**GIVEN PROBLEM:** Exact repetition is required: output every record in full.

**SUPPLIED DATA:**
___

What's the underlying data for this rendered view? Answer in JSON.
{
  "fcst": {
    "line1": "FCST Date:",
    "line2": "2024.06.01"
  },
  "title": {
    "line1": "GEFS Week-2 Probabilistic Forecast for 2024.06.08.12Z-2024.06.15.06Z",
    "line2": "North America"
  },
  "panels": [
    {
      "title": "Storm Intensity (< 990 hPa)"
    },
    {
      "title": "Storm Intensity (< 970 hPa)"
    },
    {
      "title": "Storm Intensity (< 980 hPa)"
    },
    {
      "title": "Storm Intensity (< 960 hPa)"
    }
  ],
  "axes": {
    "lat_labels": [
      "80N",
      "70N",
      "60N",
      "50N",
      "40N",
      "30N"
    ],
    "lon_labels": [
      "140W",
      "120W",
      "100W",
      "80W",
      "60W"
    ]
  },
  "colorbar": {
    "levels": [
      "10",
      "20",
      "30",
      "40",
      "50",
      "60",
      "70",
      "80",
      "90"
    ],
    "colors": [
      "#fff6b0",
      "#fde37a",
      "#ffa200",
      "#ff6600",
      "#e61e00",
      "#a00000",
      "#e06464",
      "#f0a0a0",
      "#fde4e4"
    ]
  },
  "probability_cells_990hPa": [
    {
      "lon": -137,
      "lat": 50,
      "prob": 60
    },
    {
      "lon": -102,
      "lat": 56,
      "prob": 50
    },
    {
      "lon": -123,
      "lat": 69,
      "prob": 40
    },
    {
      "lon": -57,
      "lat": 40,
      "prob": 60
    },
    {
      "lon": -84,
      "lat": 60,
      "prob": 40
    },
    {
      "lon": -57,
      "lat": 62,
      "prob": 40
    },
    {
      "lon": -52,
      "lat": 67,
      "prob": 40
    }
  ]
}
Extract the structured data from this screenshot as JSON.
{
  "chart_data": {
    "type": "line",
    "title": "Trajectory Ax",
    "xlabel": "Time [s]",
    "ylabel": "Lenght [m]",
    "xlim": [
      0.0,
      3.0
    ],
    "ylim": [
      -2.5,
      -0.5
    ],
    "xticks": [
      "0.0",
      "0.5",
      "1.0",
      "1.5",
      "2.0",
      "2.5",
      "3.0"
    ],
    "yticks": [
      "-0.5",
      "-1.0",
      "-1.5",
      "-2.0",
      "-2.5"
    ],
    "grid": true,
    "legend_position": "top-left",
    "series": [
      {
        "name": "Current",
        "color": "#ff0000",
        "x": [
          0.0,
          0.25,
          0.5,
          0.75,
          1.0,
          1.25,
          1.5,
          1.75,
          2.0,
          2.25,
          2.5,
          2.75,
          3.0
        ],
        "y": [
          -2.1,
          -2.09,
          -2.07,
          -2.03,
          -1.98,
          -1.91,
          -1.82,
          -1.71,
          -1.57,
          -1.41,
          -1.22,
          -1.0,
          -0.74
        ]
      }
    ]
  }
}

___

**RESULT OF THE TASK:**
What's the underlying data for this rendered view? Answer in JSON.
{
  "fcst": {
    "line1": "FCST Date:",
    "line2": "2024.06.01"
  },
  "title": {
    "line1": "GEFS Week-2 Probabilistic Forecast for 2024.06.08.12Z-2024.06.15.06Z",
    "line2": "North America"
  },
  "panels": [
    {
      "title": "Storm Intensity (< 990 hPa)"
    },
    {
      "title": "Storm Intensity (< 970 hPa)"
    },
    {
      "title": "Storm Intensity (< 980 hPa)"
    },
    {
      "title": "Storm Intensity (< 960 hPa)"
    }
  ],
  "axes": {
    "lat_labels": [
      "80N",
      "70N",
      "60N",
      "50N",
      "40N",
      "30N"
    ],
    "lon_labels": [
      "140W",
      "120W",
      "100W",
      "80W",
      "60W"
    ]
  },
  "colorbar": {
    "levels": [
      "10",
      "20",
      "30",
      "40",
      "50",
      "60",
      "70",
      "80",
      "90"
    ],
    "colors": [
      "#fff6b0",
      "#fde37a",
      "#ffa200",
      "#ff6600",
      "#e61e00",
      "#a00000",
      "#e06464",
      "#f0a0a0",
      "#fde4e4"
    ]
  },
  "probability_cells_990hPa": [
    {
      "lon": -137,
      "lat": 50,
      "prob": 60
    },
    {
      "lon": -102,
      "lat": 56,
      "prob": 50
    },
    {
      "lon": -123,
      "lat": 69,
      "prob": 40
    },
    {
      "lon": -57,
      "lat": 40,
      "prob": 60
    },
    {
      "lon": -84,
      "lat": 60,
      "prob": 40
    },
    {
      "lon": -57,
      "lat": 62,
      "prob": 40
    },
    {
      "lon": -52,
      "lat": 67,
      "prob": 40
    }
  ]
}
Extract the structured data from this screenshot as JSON.
{
  "chart_data": {
    "type": "line",
    "title": "Trajectory Ax",
    "xlabel": "Time [s]",
    "ylabel": "Lenght [m]",
    "xlim": [
      0.0,
      3.0
    ],
    "ylim": [
      -2.5,
      -0.5
    ],
    "xticks": [
      "0.0",
      "0.5",
      "1.0",
      "1.5",
      "2.0",
      "2.5",
      "3.0"
    ],
    "yticks": [
      "-0.5",
      "-1.0",
      "-1.5",
      "-2.0",
      "-2.5"
    ],
    "grid": true,
    "legend_position": "top-left",
    "series": [
      {
        "name": "Current",
        "color": "#ff0000",
        "x": [
          0.0,
          0.25,
          0.5,
          0.75,
          1.0,
          1.25,
          1.5,
          1.75,
          2.0,
          2.25,
          2.5,
          2.75,
          3.0
        ],
        "y": [
          -2.1,
          -2.09,
          -2.07,
          -2.03,
          -1.98,
          -1.91,
          -1.82,
          -1.71,
          -1.57,
          -1.41,
          -1.22,
          -1.0,
          -0.74
        ]
      }
    ]
  }
}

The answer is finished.